┌──

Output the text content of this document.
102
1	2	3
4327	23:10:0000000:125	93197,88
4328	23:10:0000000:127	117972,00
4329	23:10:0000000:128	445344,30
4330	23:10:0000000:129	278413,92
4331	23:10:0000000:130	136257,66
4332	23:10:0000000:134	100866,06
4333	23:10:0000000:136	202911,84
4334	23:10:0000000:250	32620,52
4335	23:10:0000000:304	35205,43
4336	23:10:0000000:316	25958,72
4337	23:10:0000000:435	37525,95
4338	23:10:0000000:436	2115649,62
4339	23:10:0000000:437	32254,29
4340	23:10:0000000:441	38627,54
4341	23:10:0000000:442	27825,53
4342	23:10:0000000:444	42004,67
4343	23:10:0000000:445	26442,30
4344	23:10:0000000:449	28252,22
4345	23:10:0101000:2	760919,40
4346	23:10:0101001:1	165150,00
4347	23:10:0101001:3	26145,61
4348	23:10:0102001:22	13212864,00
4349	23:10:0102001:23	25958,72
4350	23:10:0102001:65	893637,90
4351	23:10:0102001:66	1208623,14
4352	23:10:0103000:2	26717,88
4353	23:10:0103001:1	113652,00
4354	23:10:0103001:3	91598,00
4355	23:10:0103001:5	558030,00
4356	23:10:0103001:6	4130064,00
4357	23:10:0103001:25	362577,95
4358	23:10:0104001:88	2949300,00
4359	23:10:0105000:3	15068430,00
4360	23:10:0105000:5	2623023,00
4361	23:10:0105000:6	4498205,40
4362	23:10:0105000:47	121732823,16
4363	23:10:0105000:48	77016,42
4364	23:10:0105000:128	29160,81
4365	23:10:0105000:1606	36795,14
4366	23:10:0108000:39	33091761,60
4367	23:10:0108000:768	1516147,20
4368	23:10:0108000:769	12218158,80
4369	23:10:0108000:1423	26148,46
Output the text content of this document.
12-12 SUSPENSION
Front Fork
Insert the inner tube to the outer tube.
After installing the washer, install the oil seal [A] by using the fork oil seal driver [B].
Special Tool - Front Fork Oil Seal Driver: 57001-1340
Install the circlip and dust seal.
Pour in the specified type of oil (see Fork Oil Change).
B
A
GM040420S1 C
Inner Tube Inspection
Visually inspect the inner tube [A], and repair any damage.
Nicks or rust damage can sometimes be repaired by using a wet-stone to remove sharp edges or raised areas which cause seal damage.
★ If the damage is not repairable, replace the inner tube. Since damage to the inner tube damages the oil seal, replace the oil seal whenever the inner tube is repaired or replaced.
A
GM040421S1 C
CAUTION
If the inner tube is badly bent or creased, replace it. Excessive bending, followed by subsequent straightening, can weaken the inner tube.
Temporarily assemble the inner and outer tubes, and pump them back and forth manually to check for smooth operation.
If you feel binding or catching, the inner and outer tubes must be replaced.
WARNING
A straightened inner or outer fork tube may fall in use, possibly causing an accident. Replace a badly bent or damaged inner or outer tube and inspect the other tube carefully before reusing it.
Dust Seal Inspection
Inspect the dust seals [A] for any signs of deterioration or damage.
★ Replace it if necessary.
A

└──

*Task details*:
Every record above needs to be repeated word for word.

*Output*:
Output the text content of this document.
102
1	2	3
4327	23:10:0000000:125	93197,88
4328	23:10:0000000:127	117972,00
4329	23:10:0000000:128	445344,30
4330	23:10:0000000:129	278413,92
4331	23:10:0000000:130	136257,66
4332	23:10:0000000:134	100866,06
4333	23:10:0000000:136	202911,84
4334	23:10:0000000:250	32620,52
4335	23:10:0000000:304	35205,43
4336	23:10:0000000:316	25958,72
4337	23:10:0000000:435	37525,95
4338	23:10:0000000:436	2115649,62
4339	23:10:0000000:437	32254,29
4340	23:10:0000000:441	38627,54
4341	23:10:0000000:442	27825,53
4342	23:10:0000000:444	42004,67
4343	23:10:0000000:445	26442,30
4344	23:10:0000000:449	28252,22
4345	23:10:0101000:2	760919,40
4346	23:10:0101001:1	165150,00
4347	23:10:0101001:3	26145,61
4348	23:10:0102001:22	13212864,00
4349	23:10:0102001:23	25958,72
4350	23:10:0102001:65	893637,90
4351	23:10:0102001:66	1208623,14
4352	23:10:0103000:2	26717,88
4353	23:10:0103001:1	113652,00
4354	23:10:0103001:3	91598,00
4355	23:10:0103001:5	558030,00
4356	23:10:0103001:6	4130064,00
4357	23:10:0103001:25	362577,95
4358	23:10:0104001:88	2949300,00
4359	23:10:0105000:3	15068430,00
4360	23:10:0105000:5	2623023,00
4361	23:10:0105000:6	4498205,40
4362	23:10:0105000:47	121732823,16
4363	23:10:0105000:48	77016,42
4364	23:10:0105000:128	29160,81
4365	23:10:0105000:1606	36795,14
4366	23:10:0108000:39	33091761,60
4367	23:10:0108000:768	1516147,20
4368	23:10:0108000:769	12218158,80
4369	23:10:0108000:1423	26148,46
Output the text content of this document.
12-12 SUSPENSION
Front Fork
Insert the inner tube to the outer tube.
After installing the washer, install the oil seal [A] by using the fork oil seal driver [B].
Special Tool - Front Fork Oil Seal Driver: 57001-1340
Install the circlip and dust seal.
Pour in the specified type of oil (see Fork Oil Change).
B
A
GM040420S1 C
Inner Tube Inspection
Visually inspect the inner tube [A], and repair any damage.
Nicks or rust damage can sometimes be repaired by using a wet-stone to remove sharp edges or raised areas which cause seal damage.
★ If the damage is not repairable, replace the inner tube. Since damage to the inner tube damages the oil seal, replace the oil seal whenever the inner tube is repaired or replaced.
A
GM040421S1 C
CAUTION
If the inner tube is badly bent or creased, replace it. Excessive bending, followed by subsequent straightening, can weaken the inner tube.
Temporarily assemble the inner and outer tubes, and pump them back and forth manually to check for smooth operation.
If you feel binding or catching, the inner and outer tubes must be replaced.
WARNING
A straightened inner or outer fork tube may fall in use, possibly causing an accident. Replace a badly bent or damaged inner or outer tube and inspect the other tube carefully before reusing it.
Dust Seal Inspection
Inspect the dust seals [A] for any signs of deterioration or damage.
★ Replace it if necessary.
A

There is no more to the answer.